What is expected: The records below must be written out exactly, with every picture left behind.

Dataset extract:
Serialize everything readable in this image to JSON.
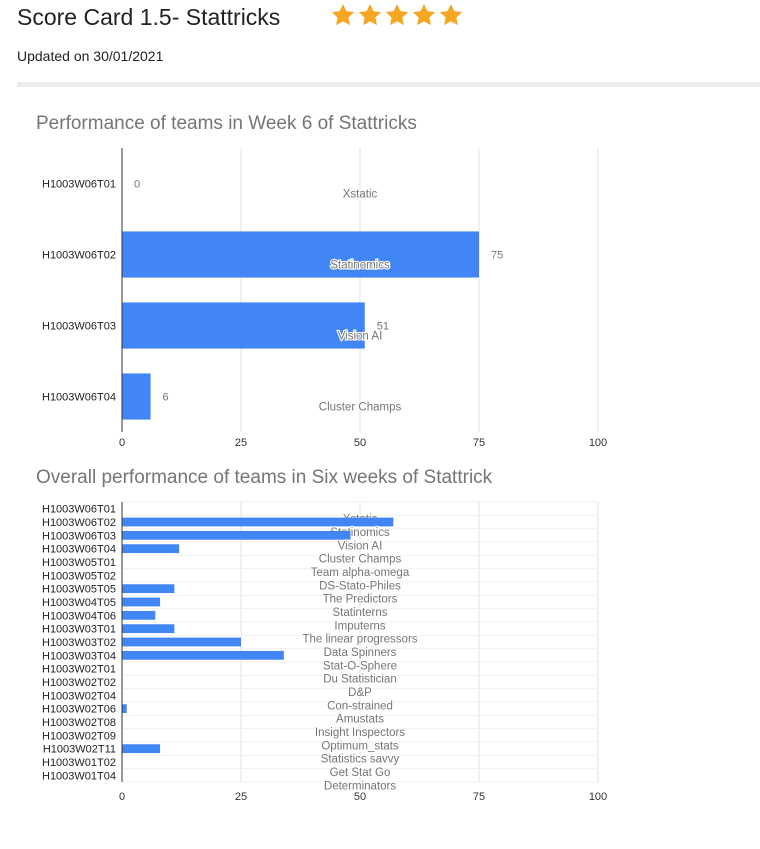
{
  "header": {
    "title": "Score Card 1.5- Stattricks",
    "rating": {
      "stars": 5,
      "max": 5,
      "color": "#f5a623"
    },
    "updated": "Updated on 30/01/2021"
  },
  "colors": {
    "bar": "#4285f4",
    "grid": "#e0e0e0",
    "axis": "#333333",
    "label": "#757575"
  },
  "chart_data": [
    {
      "type": "bar",
      "orientation": "horizontal",
      "title": "Performance of teams in Week 6 of Stattricks",
      "categories": [
        "H1003W06T01",
        "H1003W06T02",
        "H1003W06T03",
        "H1003W06T04"
      ],
      "values": [
        0,
        75,
        51,
        6
      ],
      "annotations": [
        "Xstatic",
        "Statinomics",
        "Vision AI",
        "Cluster Champs"
      ],
      "xlim": [
        0,
        100
      ],
      "xticks": [
        0,
        25,
        50,
        75,
        100
      ],
      "show_values": true,
      "grid": true
    },
    {
      "type": "bar",
      "orientation": "horizontal",
      "title": "Overall performance of teams in Six weeks of Stattrick",
      "categories": [
        "H1003W06T01",
        "H1003W06T02",
        "H1003W06T03",
        "H1003W06T04",
        "H1003W05T01",
        "H1003W05T02",
        "H1003W05T05",
        "H1003W04T05",
        "H1003W04T06",
        "H1003W03T01",
        "H1003W03T02",
        "H1003W03T04",
        "H1003W02T01",
        "H1003W02T02",
        "H1003W02T04",
        "H1003W02T06",
        "H1003W02T08",
        "H1003W02T09",
        "H1003W02T11",
        "H1003W01T02",
        "H1003W01T04"
      ],
      "values": [
        0,
        57,
        48,
        12,
        0,
        0,
        11,
        8,
        7,
        11,
        25,
        34,
        0,
        0,
        0,
        1,
        0,
        0,
        8,
        0,
        0
      ],
      "annotations": [
        "Xstatic",
        "Statinomics",
        "Vision AI",
        "Cluster Champs",
        "Team alpha-omega",
        "DS-Stato-Philes",
        "The Predictors",
        "Statinterns",
        "Imputerns",
        "The linear progressors",
        "Data Spinners",
        "Stat-O-Sphere",
        "Du Statistician",
        "D&P",
        "Con-strained",
        "Amustats",
        "Insight Inspectors",
        "Optimum_stats",
        "Statistics savvy",
        "Get Stat Go",
        "Determinators"
      ],
      "xlim": [
        0,
        100
      ],
      "xticks": [
        0,
        25,
        50,
        75,
        100
      ],
      "show_values": false,
      "grid": true
    }
  ]
}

Answer to this task:
Serialize everything readable in this image to JSON.
{
  "header": {
    "title": "Score Card 1.5- Stattricks",
    "rating": {
      "stars": 5,
      "max": 5,
      "color": "#f5a623"
    },
    "updated": "Updated on 30/01/2021"
  },
  "colors": {
    "bar": "#4285f4",
    "grid": "#e0e0e0",
    "axis": "#333333",
    "label": "#757575"
  },
  "chart_data": [
    {
      "type": "bar",
      "orientation": "horizontal",
      "title": "Performance of teams in Week 6 of Stattricks",
      "categories": [
        "H1003W06T01",
        "H1003W06T02",
        "H1003W06T03",
        "H1003W06T04"
      ],
      "values": [
        0,
        75,
        51,
        6
      ],
      "annotations": [
        "Xstatic",
        "Statinomics",
        "Vision AI",
        "Cluster Champs"
      ],
      "xlim": [
        0,
        100
      ],
      "xticks": [
        0,
        25,
        50,
        75,
        100
      ],
      "show_values": true,
      "grid": true
    },
    {
      "type": "bar",
      "orientation": "horizontal",
      "title": "Overall performance of teams in Six weeks of Stattrick",
      "categories": [
        "H1003W06T01",
        "H1003W06T02",
        "H1003W06T03",
        "H1003W06T04",
        "H1003W05T01",
        "H1003W05T02",
        "H1003W05T05",
        "H1003W04T05",
        "H1003W04T06",
        "H1003W03T01",
        "H1003W03T02",
        "H1003W03T04",
        "H1003W02T01",
        "H1003W02T02",
        "H1003W02T04",
        "H1003W02T06",
        "H1003W02T08",
        "H1003W02T09",
        "H1003W02T11",
        "H1003W01T02",
        "H1003W01T04"
      ],
      "values": [
        0,
        57,
        48,
        12,
        0,
        0,
        11,
        8,
        7,
        11,
        25,
        34,
        0,
        0,
        0,
        1,
        0,
        0,
        8,
        0,
        0
      ],
      "annotations": [
        "Xstatic",
        "Statinomics",
        "Vision AI",
        "Cluster Champs",
        "Team alpha-omega",
        "DS-Stato-Philes",
        "The Predictors",
        "Statinterns",
        "Imputerns",
        "The linear progressors",
        "Data Spinners",
        "Stat-O-Sphere",
        "Du Statistician",
        "D&P",
        "Con-strained",
        "Amustats",
        "Insight Inspectors",
        "Optimum_stats",
        "Statistics savvy",
        "Get Stat Go",
        "Determinators"
      ],
      "xlim": [
        0,
        100
      ],
      "xticks": [
        0,
        25,
        50,
        75,
        100
      ],
      "show_values": false,
      "grid": true
    }
  ]
}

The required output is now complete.